_TASK INSTRUCTIONS_
Print the entries verbatim, leaving out the images they contain.

Rows from a dataset

########

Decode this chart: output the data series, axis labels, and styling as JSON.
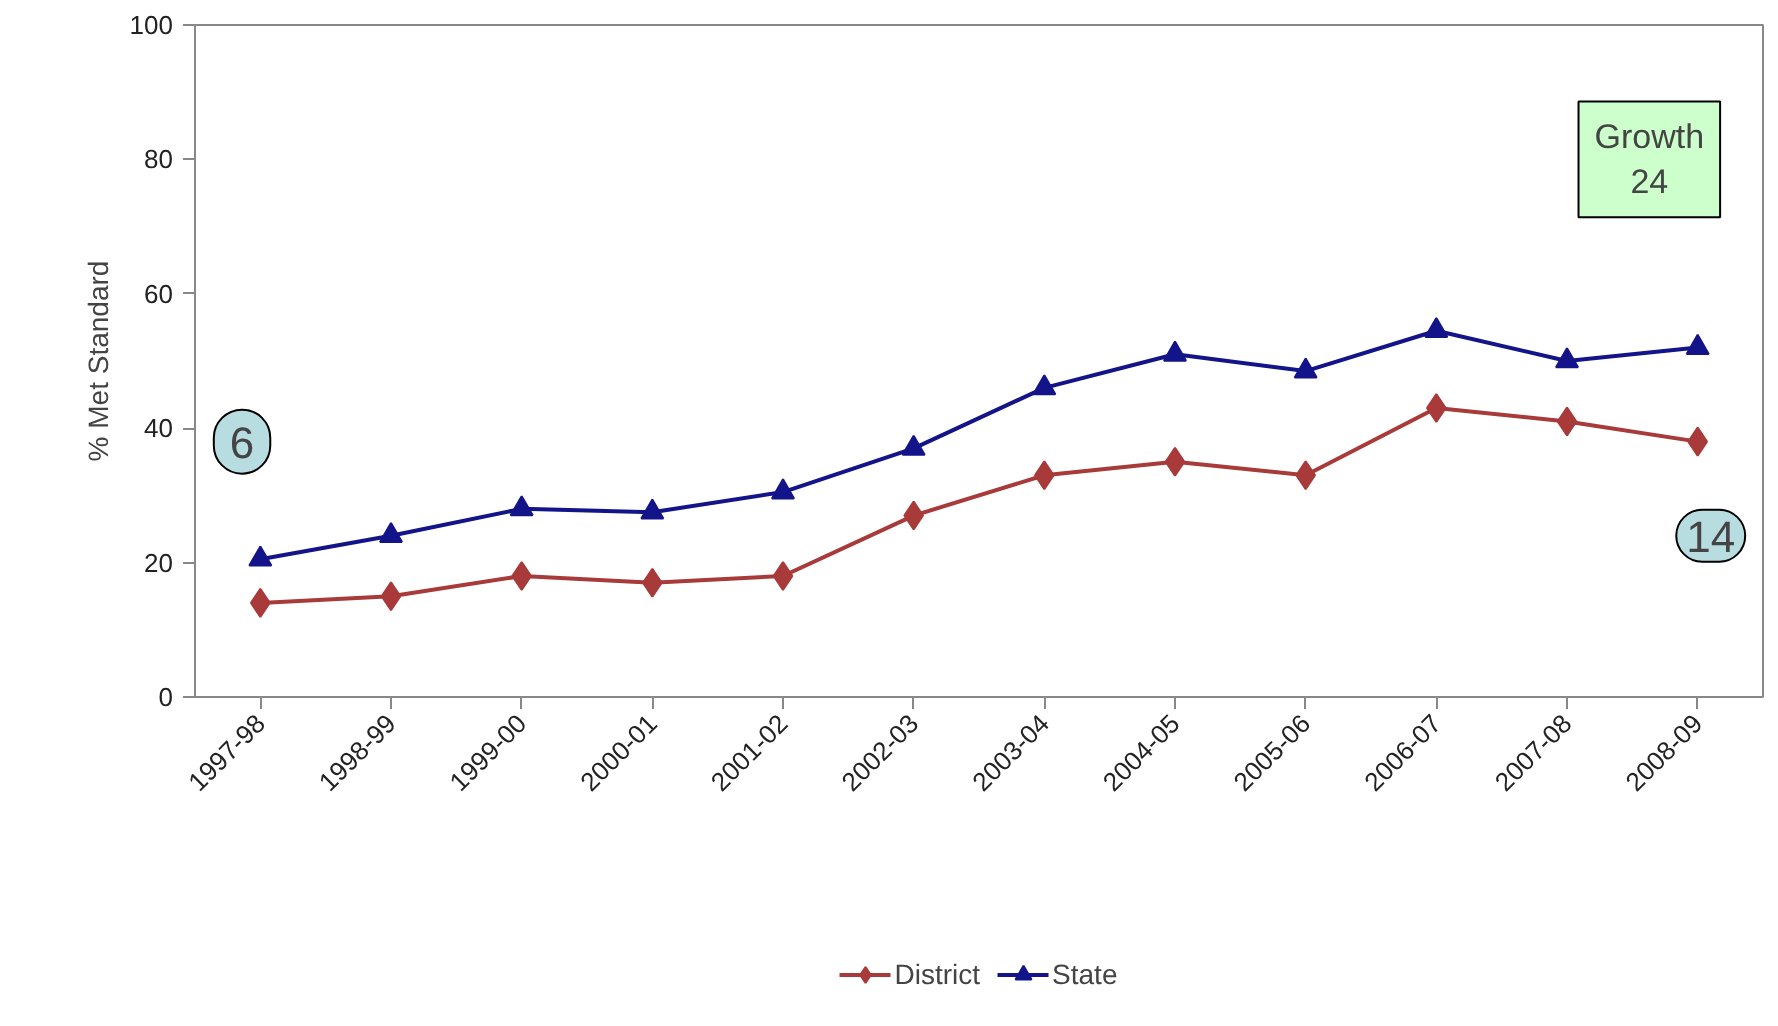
{
  "chart_data": {
    "type": "line",
    "ylabel": "% Met Standard",
    "categories": [
      "1997-98",
      "1998-99",
      "1999-00",
      "2000-01",
      "2001-02",
      "2002-03",
      "2003-04",
      "2004-05",
      "2005-06",
      "2006-07",
      "2007-08",
      "2008-09"
    ],
    "series": [
      {
        "name": "District",
        "color": "#a83a3a",
        "marker": "diamond",
        "values": [
          14,
          15,
          18,
          17,
          18,
          27,
          33,
          35,
          33,
          43,
          41,
          38
        ]
      },
      {
        "name": "State",
        "color": "#14148a",
        "marker": "triangle",
        "values": [
          20.5,
          24,
          28,
          27.5,
          30.5,
          37,
          46,
          51,
          48.5,
          54.5,
          50,
          52
        ]
      }
    ],
    "ylim": [
      0,
      100
    ],
    "yticks": [
      0,
      20,
      40,
      60,
      80,
      100
    ],
    "grid": false,
    "legend": "bottom",
    "line_style": "solid",
    "annotations": [
      "Growth",
      "24",
      "6",
      "14"
    ]
  }
}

########

_THE OUTPUT_
Decode this chart: output the data series, axis labels, and styling as JSON.
{
  "chart_data": {
    "type": "line",
    "ylabel": "% Met Standard",
    "categories": [
      "1997-98",
      "1998-99",
      "1999-00",
      "2000-01",
      "2001-02",
      "2002-03",
      "2003-04",
      "2004-05",
      "2005-06",
      "2006-07",
      "2007-08",
      "2008-09"
    ],
    "series": [
      {
        "name": "District",
        "color": "#a83a3a",
        "marker": "diamond",
        "values": [
          14,
          15,
          18,
          17,
          18,
          27,
          33,
          35,
          33,
          43,
          41,
          38
        ]
      },
      {
        "name": "State",
        "color": "#14148a",
        "marker": "triangle",
        "values": [
          20.5,
          24,
          28,
          27.5,
          30.5,
          37,
          46,
          51,
          48.5,
          54.5,
          50,
          52
        ]
      }
    ],
    "ylim": [
      0,
      100
    ],
    "yticks": [
      0,
      20,
      40,
      60,
      80,
      100
    ],
    "grid": false,
    "legend": "bottom",
    "line_style": "solid",
    "annotations": [
      "Growth",
      "24",
      "6",
      "14"
    ]
  }
}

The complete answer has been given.